What the task requires.
Copy out every line containing the word "Baseline".
━━━ Material shown
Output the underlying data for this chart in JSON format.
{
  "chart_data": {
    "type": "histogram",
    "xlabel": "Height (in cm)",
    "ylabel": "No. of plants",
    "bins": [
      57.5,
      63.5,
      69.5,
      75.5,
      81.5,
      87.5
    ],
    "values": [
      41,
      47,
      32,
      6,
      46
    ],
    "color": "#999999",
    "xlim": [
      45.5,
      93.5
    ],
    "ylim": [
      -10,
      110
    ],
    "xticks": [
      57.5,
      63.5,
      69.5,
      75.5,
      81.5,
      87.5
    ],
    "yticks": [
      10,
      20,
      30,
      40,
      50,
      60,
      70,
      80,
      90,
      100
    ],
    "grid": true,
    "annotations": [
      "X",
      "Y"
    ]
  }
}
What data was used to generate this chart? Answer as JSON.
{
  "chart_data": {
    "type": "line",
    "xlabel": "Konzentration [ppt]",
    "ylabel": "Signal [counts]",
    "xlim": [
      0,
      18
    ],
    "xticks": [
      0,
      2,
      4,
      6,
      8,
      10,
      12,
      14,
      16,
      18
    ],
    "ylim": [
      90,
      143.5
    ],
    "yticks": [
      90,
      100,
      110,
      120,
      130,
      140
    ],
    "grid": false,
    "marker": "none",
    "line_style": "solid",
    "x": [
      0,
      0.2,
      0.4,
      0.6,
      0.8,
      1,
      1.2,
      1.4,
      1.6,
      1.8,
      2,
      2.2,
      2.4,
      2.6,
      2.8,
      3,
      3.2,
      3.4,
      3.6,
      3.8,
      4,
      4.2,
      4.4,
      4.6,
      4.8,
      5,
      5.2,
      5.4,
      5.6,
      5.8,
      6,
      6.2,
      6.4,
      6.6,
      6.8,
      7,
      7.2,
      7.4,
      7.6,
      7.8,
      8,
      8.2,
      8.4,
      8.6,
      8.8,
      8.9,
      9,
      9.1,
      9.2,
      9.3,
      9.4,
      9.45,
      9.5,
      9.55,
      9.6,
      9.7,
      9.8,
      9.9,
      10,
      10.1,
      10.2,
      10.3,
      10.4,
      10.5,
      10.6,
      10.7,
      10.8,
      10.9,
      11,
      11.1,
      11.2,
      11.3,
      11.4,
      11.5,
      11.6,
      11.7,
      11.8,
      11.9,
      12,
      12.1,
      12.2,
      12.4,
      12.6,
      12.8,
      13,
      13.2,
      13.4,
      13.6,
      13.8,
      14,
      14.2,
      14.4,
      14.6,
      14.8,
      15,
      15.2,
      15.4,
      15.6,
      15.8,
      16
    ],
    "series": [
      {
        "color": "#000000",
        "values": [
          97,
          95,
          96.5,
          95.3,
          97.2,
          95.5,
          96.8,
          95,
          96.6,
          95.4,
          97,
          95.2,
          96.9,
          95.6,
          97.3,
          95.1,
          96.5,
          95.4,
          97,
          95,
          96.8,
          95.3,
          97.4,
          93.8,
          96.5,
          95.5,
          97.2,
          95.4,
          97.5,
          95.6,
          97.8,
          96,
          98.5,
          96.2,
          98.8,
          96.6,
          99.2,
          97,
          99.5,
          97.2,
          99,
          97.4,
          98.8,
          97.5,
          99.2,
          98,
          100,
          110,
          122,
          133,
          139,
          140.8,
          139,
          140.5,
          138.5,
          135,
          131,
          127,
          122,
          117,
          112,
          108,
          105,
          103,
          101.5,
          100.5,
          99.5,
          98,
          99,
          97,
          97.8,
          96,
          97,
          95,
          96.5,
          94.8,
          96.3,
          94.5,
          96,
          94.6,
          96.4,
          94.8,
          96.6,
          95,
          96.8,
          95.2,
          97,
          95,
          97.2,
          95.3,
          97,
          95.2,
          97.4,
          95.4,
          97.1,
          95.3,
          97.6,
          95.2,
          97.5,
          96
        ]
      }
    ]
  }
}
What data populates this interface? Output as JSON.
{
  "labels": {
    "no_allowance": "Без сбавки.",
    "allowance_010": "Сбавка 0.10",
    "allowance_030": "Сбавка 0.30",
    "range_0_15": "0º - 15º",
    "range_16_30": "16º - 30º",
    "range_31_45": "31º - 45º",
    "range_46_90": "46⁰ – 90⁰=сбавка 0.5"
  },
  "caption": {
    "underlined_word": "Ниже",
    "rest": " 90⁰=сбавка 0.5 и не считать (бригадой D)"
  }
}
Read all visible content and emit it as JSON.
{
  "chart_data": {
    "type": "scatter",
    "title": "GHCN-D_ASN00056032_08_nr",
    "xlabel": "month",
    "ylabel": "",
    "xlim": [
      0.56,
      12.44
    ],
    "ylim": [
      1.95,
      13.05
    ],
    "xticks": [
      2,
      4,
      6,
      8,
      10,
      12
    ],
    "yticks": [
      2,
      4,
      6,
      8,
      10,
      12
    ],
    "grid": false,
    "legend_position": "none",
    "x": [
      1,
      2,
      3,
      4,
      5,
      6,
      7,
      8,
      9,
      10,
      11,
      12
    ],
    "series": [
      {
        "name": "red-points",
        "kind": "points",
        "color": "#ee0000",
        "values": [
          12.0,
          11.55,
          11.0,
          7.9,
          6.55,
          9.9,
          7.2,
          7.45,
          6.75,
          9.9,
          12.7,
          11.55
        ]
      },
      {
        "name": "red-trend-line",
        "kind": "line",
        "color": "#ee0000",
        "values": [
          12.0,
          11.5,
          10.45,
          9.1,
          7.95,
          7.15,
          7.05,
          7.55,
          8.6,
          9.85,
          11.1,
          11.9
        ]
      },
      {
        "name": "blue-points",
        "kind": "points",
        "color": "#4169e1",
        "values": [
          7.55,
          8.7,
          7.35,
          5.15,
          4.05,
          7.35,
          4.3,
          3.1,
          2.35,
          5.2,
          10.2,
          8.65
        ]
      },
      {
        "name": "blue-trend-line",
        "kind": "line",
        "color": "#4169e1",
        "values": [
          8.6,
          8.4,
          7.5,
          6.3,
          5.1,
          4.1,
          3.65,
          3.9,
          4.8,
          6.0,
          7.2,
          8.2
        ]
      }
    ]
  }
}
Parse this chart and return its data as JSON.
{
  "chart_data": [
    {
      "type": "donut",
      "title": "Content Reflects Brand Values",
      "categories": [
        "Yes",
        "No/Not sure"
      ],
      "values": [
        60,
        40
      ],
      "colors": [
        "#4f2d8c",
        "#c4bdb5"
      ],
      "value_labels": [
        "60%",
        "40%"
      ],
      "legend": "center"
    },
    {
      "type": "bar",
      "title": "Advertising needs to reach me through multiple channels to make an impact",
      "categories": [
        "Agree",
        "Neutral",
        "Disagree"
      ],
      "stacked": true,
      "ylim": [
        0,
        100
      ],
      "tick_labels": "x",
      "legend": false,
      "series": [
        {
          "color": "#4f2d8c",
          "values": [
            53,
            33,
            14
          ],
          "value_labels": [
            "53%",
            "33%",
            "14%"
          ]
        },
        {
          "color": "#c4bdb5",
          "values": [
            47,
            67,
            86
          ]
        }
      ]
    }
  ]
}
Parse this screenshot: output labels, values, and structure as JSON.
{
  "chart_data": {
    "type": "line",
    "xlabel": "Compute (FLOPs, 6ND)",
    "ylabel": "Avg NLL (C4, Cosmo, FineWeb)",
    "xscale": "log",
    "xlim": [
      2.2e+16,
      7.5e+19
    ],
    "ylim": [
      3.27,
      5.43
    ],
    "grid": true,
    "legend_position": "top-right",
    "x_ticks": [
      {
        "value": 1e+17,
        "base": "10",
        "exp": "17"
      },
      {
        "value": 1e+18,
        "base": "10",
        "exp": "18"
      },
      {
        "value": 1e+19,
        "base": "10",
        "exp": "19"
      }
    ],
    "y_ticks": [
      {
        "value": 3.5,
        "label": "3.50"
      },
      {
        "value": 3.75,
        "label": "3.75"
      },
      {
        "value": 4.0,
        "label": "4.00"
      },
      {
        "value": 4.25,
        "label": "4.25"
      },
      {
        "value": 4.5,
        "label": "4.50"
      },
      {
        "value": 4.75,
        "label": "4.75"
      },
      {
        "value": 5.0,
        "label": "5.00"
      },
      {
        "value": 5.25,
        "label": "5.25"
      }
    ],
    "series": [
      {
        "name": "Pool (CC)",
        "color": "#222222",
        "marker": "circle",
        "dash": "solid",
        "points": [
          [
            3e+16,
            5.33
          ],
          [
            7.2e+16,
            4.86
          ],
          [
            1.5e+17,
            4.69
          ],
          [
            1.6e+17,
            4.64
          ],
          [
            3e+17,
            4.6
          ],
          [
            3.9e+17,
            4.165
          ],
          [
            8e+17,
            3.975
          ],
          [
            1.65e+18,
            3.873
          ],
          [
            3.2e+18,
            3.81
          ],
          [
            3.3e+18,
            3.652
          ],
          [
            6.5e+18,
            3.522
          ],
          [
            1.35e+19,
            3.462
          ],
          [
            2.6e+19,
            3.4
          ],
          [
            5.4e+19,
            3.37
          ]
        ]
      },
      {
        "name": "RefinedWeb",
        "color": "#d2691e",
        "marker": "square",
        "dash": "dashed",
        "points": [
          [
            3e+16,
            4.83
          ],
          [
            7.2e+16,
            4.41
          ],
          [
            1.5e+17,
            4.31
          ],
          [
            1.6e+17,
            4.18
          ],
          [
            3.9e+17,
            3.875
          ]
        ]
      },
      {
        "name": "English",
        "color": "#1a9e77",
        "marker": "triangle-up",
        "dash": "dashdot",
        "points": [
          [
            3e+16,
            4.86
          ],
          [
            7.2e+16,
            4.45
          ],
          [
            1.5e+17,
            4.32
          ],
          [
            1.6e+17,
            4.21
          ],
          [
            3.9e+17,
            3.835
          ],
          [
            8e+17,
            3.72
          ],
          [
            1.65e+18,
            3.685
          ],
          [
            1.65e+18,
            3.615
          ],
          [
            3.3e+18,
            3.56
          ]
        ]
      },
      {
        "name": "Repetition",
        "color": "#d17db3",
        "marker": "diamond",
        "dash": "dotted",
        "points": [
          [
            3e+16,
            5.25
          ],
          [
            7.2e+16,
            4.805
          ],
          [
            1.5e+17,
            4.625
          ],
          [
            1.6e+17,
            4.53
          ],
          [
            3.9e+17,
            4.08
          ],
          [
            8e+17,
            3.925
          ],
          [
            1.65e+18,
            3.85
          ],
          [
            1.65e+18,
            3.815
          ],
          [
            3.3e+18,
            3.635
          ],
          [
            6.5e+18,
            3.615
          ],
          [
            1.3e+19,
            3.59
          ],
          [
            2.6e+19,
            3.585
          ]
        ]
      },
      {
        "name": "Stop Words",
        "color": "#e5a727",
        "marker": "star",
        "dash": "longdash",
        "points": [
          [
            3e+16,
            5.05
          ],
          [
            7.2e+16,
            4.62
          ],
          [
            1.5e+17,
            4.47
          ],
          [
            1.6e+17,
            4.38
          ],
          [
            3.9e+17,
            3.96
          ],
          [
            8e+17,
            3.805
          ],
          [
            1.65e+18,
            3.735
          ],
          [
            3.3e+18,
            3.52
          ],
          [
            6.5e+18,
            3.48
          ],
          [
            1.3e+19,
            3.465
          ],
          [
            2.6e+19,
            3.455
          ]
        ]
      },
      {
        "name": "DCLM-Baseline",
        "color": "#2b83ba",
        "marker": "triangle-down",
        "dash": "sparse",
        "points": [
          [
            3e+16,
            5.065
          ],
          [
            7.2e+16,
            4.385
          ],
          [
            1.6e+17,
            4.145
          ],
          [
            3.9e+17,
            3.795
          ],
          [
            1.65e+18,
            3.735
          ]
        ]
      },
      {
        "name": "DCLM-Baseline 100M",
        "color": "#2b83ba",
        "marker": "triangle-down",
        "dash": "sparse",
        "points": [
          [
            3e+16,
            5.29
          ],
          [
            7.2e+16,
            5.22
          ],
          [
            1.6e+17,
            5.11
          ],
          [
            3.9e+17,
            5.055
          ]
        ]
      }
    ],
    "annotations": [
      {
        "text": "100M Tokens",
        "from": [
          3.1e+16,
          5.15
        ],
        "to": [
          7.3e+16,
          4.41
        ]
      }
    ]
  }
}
━━━━━━
Solution for this exercise.
        "name": "DCLM-Baseline",
        "name": "DCLM-Baseline 100M",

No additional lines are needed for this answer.